[Required task]: Using the data below, gather each line that includes the word "logo".

[Exercise input]:
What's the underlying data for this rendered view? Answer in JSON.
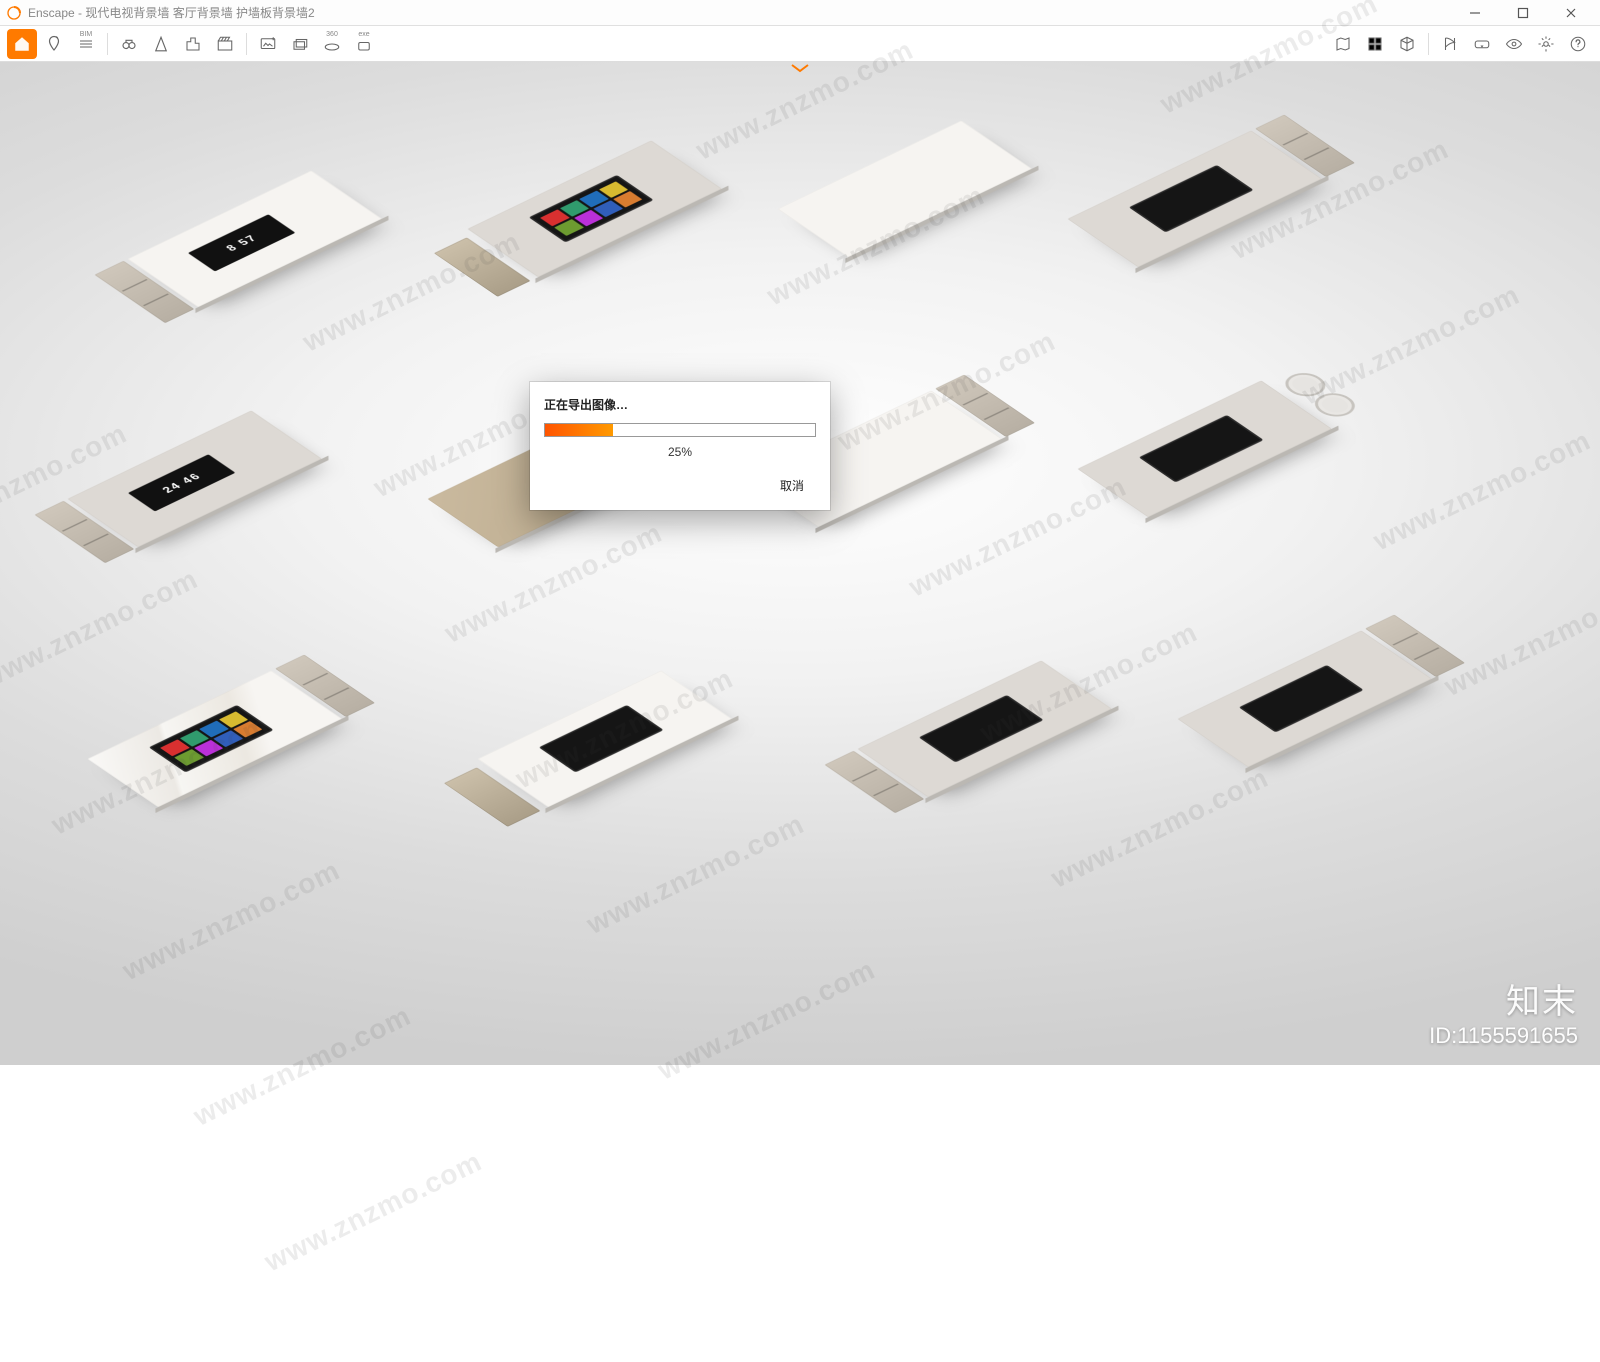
{
  "app": {
    "name": "Enscape"
  },
  "titlebar": {
    "title": "Enscape - 现代电视背景墙 客厅背景墙 护墙板背景墙2"
  },
  "toolbar": {
    "left_icons": [
      "home-icon",
      "pin-icon",
      "bim-icon",
      "binoculars-icon",
      "compass-icon",
      "building-icon",
      "clapper-icon"
    ],
    "mid_icons": [
      "image-up-icon",
      "image-layers-icon",
      "pano360-icon",
      "exe-export-icon"
    ],
    "right_icons": [
      "map-icon",
      "materials-icon",
      "cube-icon",
      "path-icon",
      "vr-icon",
      "eye-icon",
      "settings-icon",
      "help-icon"
    ],
    "bim_label": "BIM",
    "pano_label": "360",
    "exe_label": "exe"
  },
  "dialog": {
    "title": "正在导出图像…",
    "percent_label": "25%",
    "percent_value": 25,
    "cancel": "取消"
  },
  "scene": {
    "clock1": "8 57",
    "clock2": "24 46"
  },
  "watermark": {
    "text": "www.znzmo.com",
    "brand": "知末",
    "id_label": "ID:1155591655"
  },
  "colors": {
    "accent": "#ff7a00",
    "progress_start": "#ff5400",
    "progress_end": "#ff9a00"
  }
}
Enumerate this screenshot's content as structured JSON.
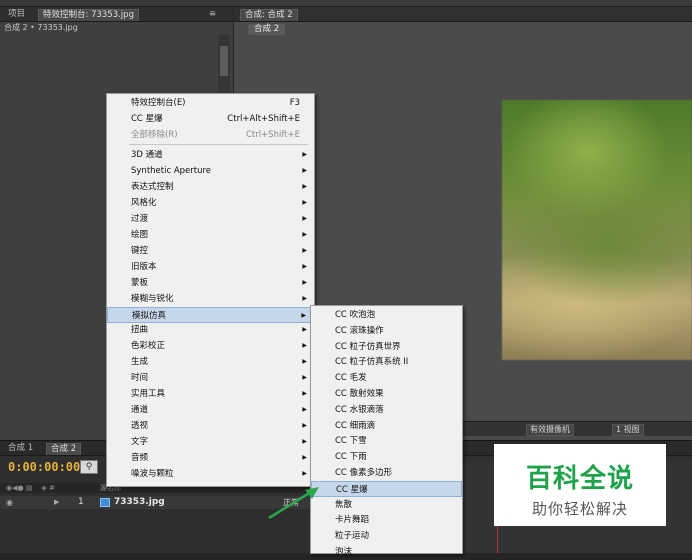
{
  "left_panel": {
    "tabs": [
      {
        "label": "项目"
      },
      {
        "label": "特效控制台: 73353.jpg"
      }
    ],
    "subtitle": "合成 2 • 73353.jpg"
  },
  "viewer": {
    "tab_label": "合成: 合成 2",
    "breadcrumb": "合成 2",
    "bottom": {
      "camera": "有效摄像机",
      "view": "1 视图"
    }
  },
  "timeline": {
    "tabs": [
      {
        "label": "合成 1"
      },
      {
        "label": "合成 2"
      }
    ],
    "timecode": "0:00:00:00",
    "header_text": "源名称",
    "layer": {
      "number": "1",
      "name": "73353.jpg",
      "mode": "正常"
    }
  },
  "main_menu": {
    "items": [
      {
        "label": "特效控制台(E)",
        "shortcut": "F3"
      },
      {
        "label": "CC 星爆",
        "shortcut": "Ctrl+Alt+Shift+E"
      },
      {
        "label": "全部移除(R)",
        "shortcut": "Ctrl+Shift+E",
        "disabled": true
      },
      {
        "label": "3D 通道",
        "submenu": true
      },
      {
        "label": "Synthetic Aperture",
        "submenu": true
      },
      {
        "label": "表达式控制",
        "submenu": true
      },
      {
        "label": "风格化",
        "submenu": true
      },
      {
        "label": "过渡",
        "submenu": true
      },
      {
        "label": "绘图",
        "submenu": true
      },
      {
        "label": "键控",
        "submenu": true
      },
      {
        "label": "旧版本",
        "submenu": true
      },
      {
        "label": "蒙板",
        "submenu": true
      },
      {
        "label": "模糊与锐化",
        "submenu": true
      },
      {
        "label": "模拟仿真",
        "submenu": true,
        "highlighted": true
      },
      {
        "label": "扭曲",
        "submenu": true
      },
      {
        "label": "色彩校正",
        "submenu": true
      },
      {
        "label": "生成",
        "submenu": true
      },
      {
        "label": "时间",
        "submenu": true
      },
      {
        "label": "实用工具",
        "submenu": true
      },
      {
        "label": "通道",
        "submenu": true
      },
      {
        "label": "透视",
        "submenu": true
      },
      {
        "label": "文字",
        "submenu": true
      },
      {
        "label": "音频",
        "submenu": true
      },
      {
        "label": "噪波与颗粒",
        "submenu": true
      }
    ]
  },
  "sub_menu": {
    "items": [
      {
        "label": "CC 吹泡泡"
      },
      {
        "label": "CC 滚珠操作"
      },
      {
        "label": "CC 粒子仿真世界"
      },
      {
        "label": "CC 粒子仿真系统 II"
      },
      {
        "label": "CC 毛发"
      },
      {
        "label": "CC 散射效果"
      },
      {
        "label": "CC 水银滴落"
      },
      {
        "label": "CC 细雨滴"
      },
      {
        "label": "CC 下雪"
      },
      {
        "label": "CC 下雨"
      },
      {
        "label": "CC 像素多边形"
      },
      {
        "label": "CC 星爆",
        "highlighted": true
      },
      {
        "label": "焦散"
      },
      {
        "label": "卡片舞蹈"
      },
      {
        "label": "粒子运动"
      },
      {
        "label": "泡沫"
      }
    ]
  },
  "watermark": {
    "title": "百科全说",
    "subtitle": "助你轻松解决"
  },
  "colors": {
    "timecode": "#e6b23a",
    "highlight": "#c6d7ec",
    "watermark_green": "#1ea34a"
  }
}
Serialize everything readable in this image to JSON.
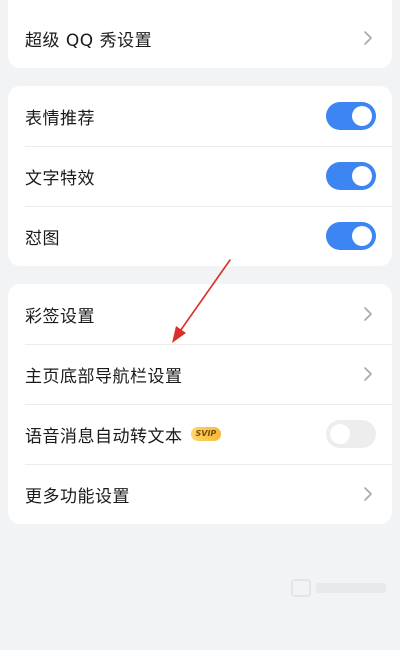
{
  "section1": {
    "items": [
      {
        "label": "超级 QQ 秀设置"
      }
    ]
  },
  "section2": {
    "items": [
      {
        "label": "表情推荐",
        "toggle_on": true
      },
      {
        "label": "文字特效",
        "toggle_on": true
      },
      {
        "label": "怼图",
        "toggle_on": true
      }
    ]
  },
  "section3": {
    "items": [
      {
        "label": "彩签设置"
      },
      {
        "label": "主页底部导航栏设置"
      },
      {
        "label": "语音消息自动转文本",
        "badge": "SVIP",
        "toggle_on": false
      },
      {
        "label": "更多功能设置"
      }
    ]
  },
  "colors": {
    "toggle_on": "#3d85f2",
    "toggle_off": "#ededed",
    "annotation_arrow": "#d9302c",
    "background": "#f2f3f5"
  },
  "icons": {
    "row_chevron": "chevron-right-icon",
    "annotation": "red-arrow-annotation",
    "watermark": "watermark-logo"
  }
}
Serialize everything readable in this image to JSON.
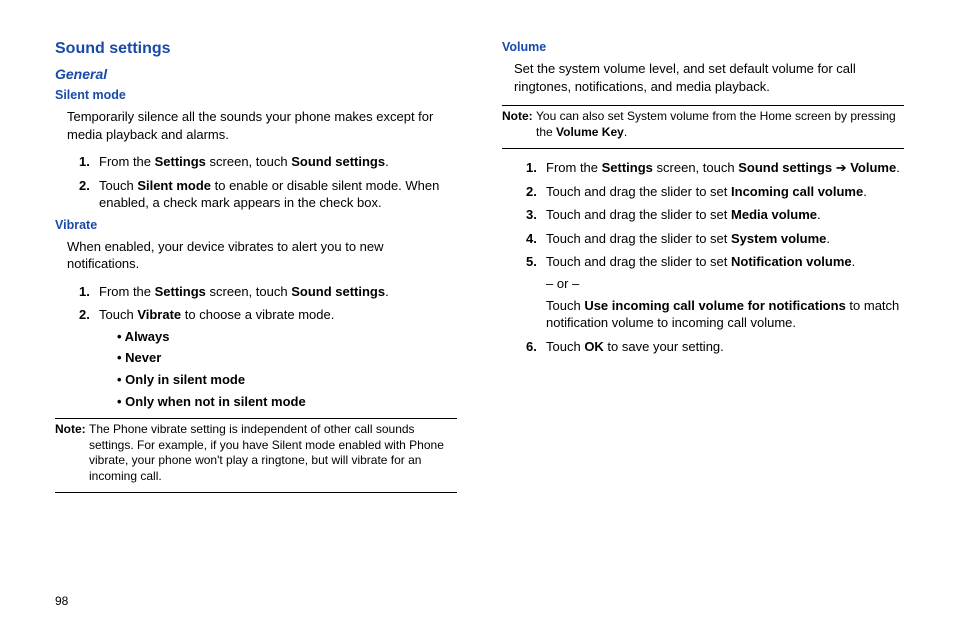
{
  "left": {
    "title": "Sound settings",
    "sub1": "General",
    "silent": {
      "heading": "Silent mode",
      "desc": "Temporarily silence all the sounds your phone makes except for media playback and alarms.",
      "steps": [
        {
          "pre": "From the ",
          "b1": "Settings",
          "mid": " screen, touch ",
          "b2": "Sound settings",
          "post": "."
        },
        {
          "pre": "Touch ",
          "b1": "Silent mode",
          "mid": " to enable or disable silent mode. When enabled, a check mark appears in the check box.",
          "b2": "",
          "post": ""
        }
      ]
    },
    "vibrate": {
      "heading": "Vibrate",
      "desc": "When enabled, your device vibrates to alert you to new notifications.",
      "step1_pre": "From the ",
      "step1_b1": "Settings",
      "step1_mid": " screen, touch ",
      "step1_b2": "Sound settings",
      "step1_post": ".",
      "step2_pre": "Touch ",
      "step2_b1": "Vibrate",
      "step2_post": " to choose a vibrate mode.",
      "options": [
        "• Always",
        "• Never",
        "• Only in silent mode",
        "• Only when not in silent mode"
      ]
    },
    "note": {
      "label": "Note:",
      "text": " The Phone vibrate setting is independent of other call sounds settings. For example, if you have Silent mode enabled with Phone vibrate, your phone won't play a ringtone, but will vibrate for an incoming call."
    }
  },
  "right": {
    "volume": {
      "heading": "Volume",
      "desc": "Set the system volume level, and set default volume for call ringtones, notifications, and media playback.",
      "note_label": "Note:",
      "note_text_pre": " You can also set System volume from the Home screen by pressing the ",
      "note_text_b": "Volume Key",
      "note_text_post": ".",
      "s1_pre": "From the ",
      "s1_b1": "Settings",
      "s1_mid": " screen, touch ",
      "s1_b2": "Sound settings",
      "s1_arrow": " ➔ ",
      "s1_b3": "Volume",
      "s1_post": ".",
      "s2_pre": "Touch and drag the slider to set ",
      "s2_b": "Incoming call volume",
      "s2_post": ".",
      "s3_pre": "Touch and drag the slider to set ",
      "s3_b": "Media volume",
      "s3_post": ".",
      "s4_pre": "Touch and drag the slider to set ",
      "s4_b": "System volume",
      "s4_post": ".",
      "s5_pre": "Touch and drag the slider to set ",
      "s5_b": "Notification volume",
      "s5_post": ".",
      "or": "– or –",
      "s5b_pre": "Touch ",
      "s5b_b": "Use incoming call volume for notifications",
      "s5b_post": " to match notification volume to incoming call volume.",
      "s6_pre": "Touch ",
      "s6_b": "OK",
      "s6_post": " to save your setting."
    }
  },
  "page": "98"
}
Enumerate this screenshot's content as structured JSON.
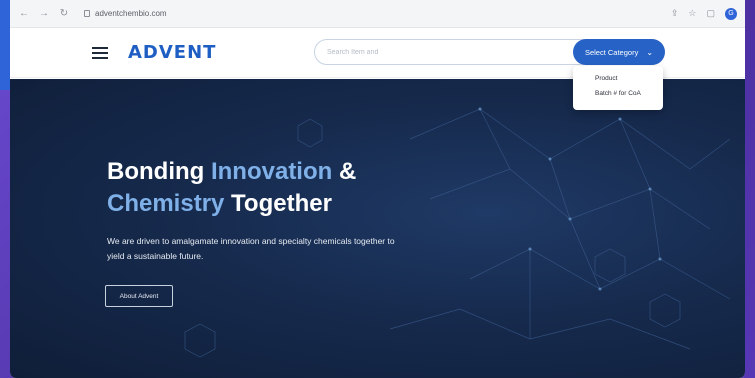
{
  "browser": {
    "url": "adventchembio.com",
    "back_icon": "arrow-left-icon",
    "forward_icon": "arrow-right-icon",
    "reload_icon": "reload-icon",
    "profile_initial": "G"
  },
  "header": {
    "logo": "ADVENT",
    "search_placeholder": "Search Item and",
    "select_label": "Select Category"
  },
  "dropdown": {
    "items": [
      "Product",
      "Batch # for CoA"
    ]
  },
  "hero": {
    "title_part1": "Bonding ",
    "title_accent1": "Innovation",
    "title_part2": " &",
    "title_accent2": "Chemistry",
    "title_part3": " Together",
    "subtitle": "We are driven to amalgamate innovation and specialty chemicals together to yield a sustainable future.",
    "cta_label": "About Advent"
  },
  "colors": {
    "brand": "#2763c6",
    "accent_text": "#7fb0e8",
    "hero_bg": "#162a4d"
  }
}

[Output of the exercise]:
    "watermark": "watermark-logo"
    "logo": "ADVENT",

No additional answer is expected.